▸ YOUR OBJECTIVE: Quote every line of the data below as it stands, omitting pictures.

▸ RECORDS PROVIDED:
----

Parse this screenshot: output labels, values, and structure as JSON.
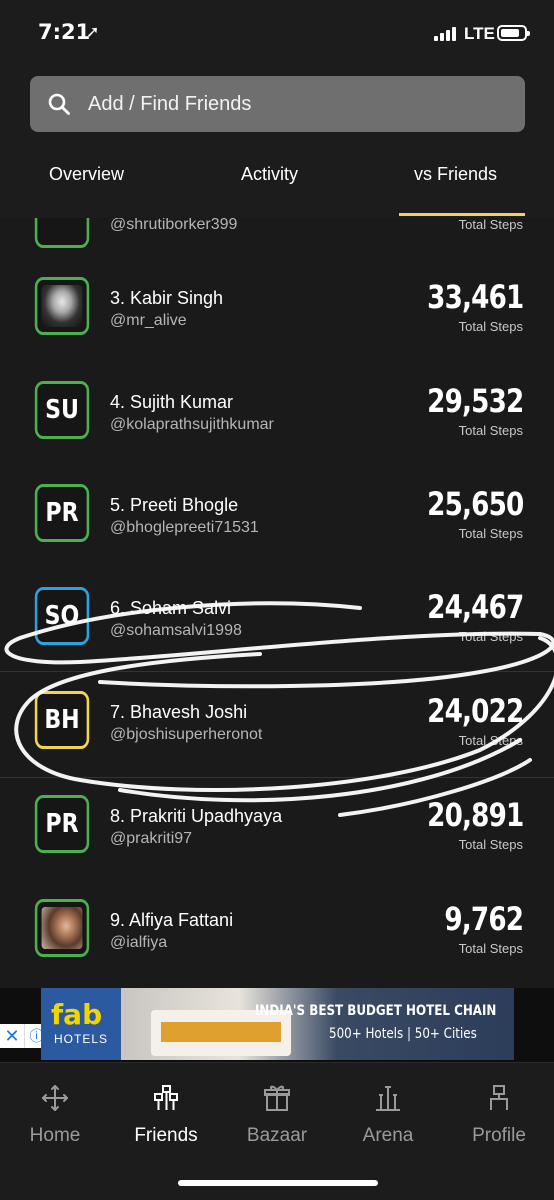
{
  "status_bar": {
    "time": "7:21",
    "network": "LTE"
  },
  "search": {
    "placeholder": "Add / Find Friends"
  },
  "tabs": [
    {
      "label": "Overview"
    },
    {
      "label": "Activity"
    },
    {
      "label": "vs Friends",
      "active": true
    }
  ],
  "leaderboard": [
    {
      "rank_name": "",
      "handle": "@shrutiborker399",
      "steps": "",
      "steps_label": "Total Steps",
      "avatar": "",
      "border": "green",
      "partial": true
    },
    {
      "rank_name": "3. Kabir Singh",
      "handle": "@mr_alive",
      "steps": "33,461",
      "steps_label": "Total Steps",
      "avatar": "",
      "border": "green",
      "photo": true
    },
    {
      "rank_name": "4. Sujith Kumar",
      "handle": "@kolaprathsujithkumar",
      "steps": "29,532",
      "steps_label": "Total Steps",
      "avatar": "SU",
      "border": "green"
    },
    {
      "rank_name": "5. Preeti Bhogle",
      "handle": "@bhoglepreeti71531",
      "steps": "25,650",
      "steps_label": "Total Steps",
      "avatar": "PR",
      "border": "green"
    },
    {
      "rank_name": "6. Soham Salvi",
      "handle": "@sohamsalvi1998",
      "steps": "24,467",
      "steps_label": "Total Steps",
      "avatar": "SO",
      "border": "blue"
    },
    {
      "rank_name": "7. Bhavesh Joshi",
      "handle": "@bjoshisuperheronot",
      "steps": "24,022",
      "steps_label": "Total Steps",
      "avatar": "BH",
      "border": "yellow"
    },
    {
      "rank_name": "8. Prakriti Upadhyaya",
      "handle": "@prakriti97",
      "steps": "20,891",
      "steps_label": "Total Steps",
      "avatar": "PR",
      "border": "green"
    },
    {
      "rank_name": "9. Alfiya Fattani",
      "handle": "@ialfiya",
      "steps": "9,762",
      "steps_label": "Total Steps",
      "avatar": "",
      "border": "green",
      "photo": true
    }
  ],
  "ad": {
    "logo_main": "fab",
    "logo_sub": "HOTELS",
    "headline": "INDIA'S BEST BUDGET HOTEL CHAIN",
    "subline": "500+ Hotels | 50+ Cities"
  },
  "bottom_nav": [
    {
      "label": "Home",
      "icon": "home-icon"
    },
    {
      "label": "Friends",
      "icon": "friends-icon",
      "active": true
    },
    {
      "label": "Bazaar",
      "icon": "bazaar-icon"
    },
    {
      "label": "Arena",
      "icon": "arena-icon"
    },
    {
      "label": "Profile",
      "icon": "profile-icon"
    }
  ]
}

----

▸ REPLY:
Parse this screenshot: output labels, values, and structure as JSON.
{
  "status_bar": {
    "time": "7:21",
    "network": "LTE"
  },
  "search": {
    "placeholder": "Add / Find Friends"
  },
  "tabs": [
    {
      "label": "Overview"
    },
    {
      "label": "Activity"
    },
    {
      "label": "vs Friends",
      "active": true
    }
  ],
  "leaderboard": [
    {
      "rank_name": "",
      "handle": "@shrutiborker399",
      "steps": "",
      "steps_label": "Total Steps",
      "avatar": "",
      "border": "green",
      "partial": true
    },
    {
      "rank_name": "3. Kabir Singh",
      "handle": "@mr_alive",
      "steps": "33,461",
      "steps_label": "Total Steps",
      "avatar": "",
      "border": "green",
      "photo": true
    },
    {
      "rank_name": "4. Sujith Kumar",
      "handle": "@kolaprathsujithkumar",
      "steps": "29,532",
      "steps_label": "Total Steps",
      "avatar": "SU",
      "border": "green"
    },
    {
      "rank_name": "5. Preeti Bhogle",
      "handle": "@bhoglepreeti71531",
      "steps": "25,650",
      "steps_label": "Total Steps",
      "avatar": "PR",
      "border": "green"
    },
    {
      "rank_name": "6. Soham Salvi",
      "handle": "@sohamsalvi1998",
      "steps": "24,467",
      "steps_label": "Total Steps",
      "avatar": "SO",
      "border": "blue"
    },
    {
      "rank_name": "7. Bhavesh Joshi",
      "handle": "@bjoshisuperheronot",
      "steps": "24,022",
      "steps_label": "Total Steps",
      "avatar": "BH",
      "border": "yellow"
    },
    {
      "rank_name": "8. Prakriti Upadhyaya",
      "handle": "@prakriti97",
      "steps": "20,891",
      "steps_label": "Total Steps",
      "avatar": "PR",
      "border": "green"
    },
    {
      "rank_name": "9. Alfiya Fattani",
      "handle": "@ialfiya",
      "steps": "9,762",
      "steps_label": "Total Steps",
      "avatar": "",
      "border": "green",
      "photo": true
    }
  ],
  "ad": {
    "logo_main": "fab",
    "logo_sub": "HOTELS",
    "headline": "INDIA'S BEST BUDGET HOTEL CHAIN",
    "subline": "500+ Hotels | 50+ Cities"
  },
  "bottom_nav": [
    {
      "label": "Home",
      "icon": "home-icon"
    },
    {
      "label": "Friends",
      "icon": "friends-icon",
      "active": true
    },
    {
      "label": "Bazaar",
      "icon": "bazaar-icon"
    },
    {
      "label": "Arena",
      "icon": "arena-icon"
    },
    {
      "label": "Profile",
      "icon": "profile-icon"
    }
  ]
}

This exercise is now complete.